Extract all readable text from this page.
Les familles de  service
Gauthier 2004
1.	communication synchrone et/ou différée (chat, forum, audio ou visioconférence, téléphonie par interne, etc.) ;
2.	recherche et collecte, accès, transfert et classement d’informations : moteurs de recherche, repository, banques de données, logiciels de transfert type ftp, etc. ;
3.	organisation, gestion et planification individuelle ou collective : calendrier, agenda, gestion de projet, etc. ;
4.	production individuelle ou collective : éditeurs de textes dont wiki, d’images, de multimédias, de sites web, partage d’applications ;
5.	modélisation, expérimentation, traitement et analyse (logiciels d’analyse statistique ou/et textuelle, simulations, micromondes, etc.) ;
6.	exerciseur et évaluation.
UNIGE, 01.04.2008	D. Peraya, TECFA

+ + + +

Quote the material exactly, leaving nothing out.

Extract all readable text from this page.
Les familles de  service
Gauthier 2004
1.	communication synchrone et/ou différée (chat, forum, audio ou visioconférence, téléphonie par interne, etc.) ;
2.	recherche et collecte, accès, transfert et classement d’informations : moteurs de recherche, repository, banques de données, logiciels de transfert type ftp, etc. ;
3.	organisation, gestion et planification individuelle ou collective : calendrier, agenda, gestion de projet, etc. ;
4.	production individuelle ou collective : éditeurs de textes dont wiki, d’images, de multimédias, de sites web, partage d’applications ;
5.	modélisation, expérimentation, traitement et analyse (logiciels d’analyse statistique ou/et textuelle, simulations, micromondes, etc.) ;
6.	exerciseur et évaluation.
UNIGE, 01.04.2008	D. Peraya, TECFA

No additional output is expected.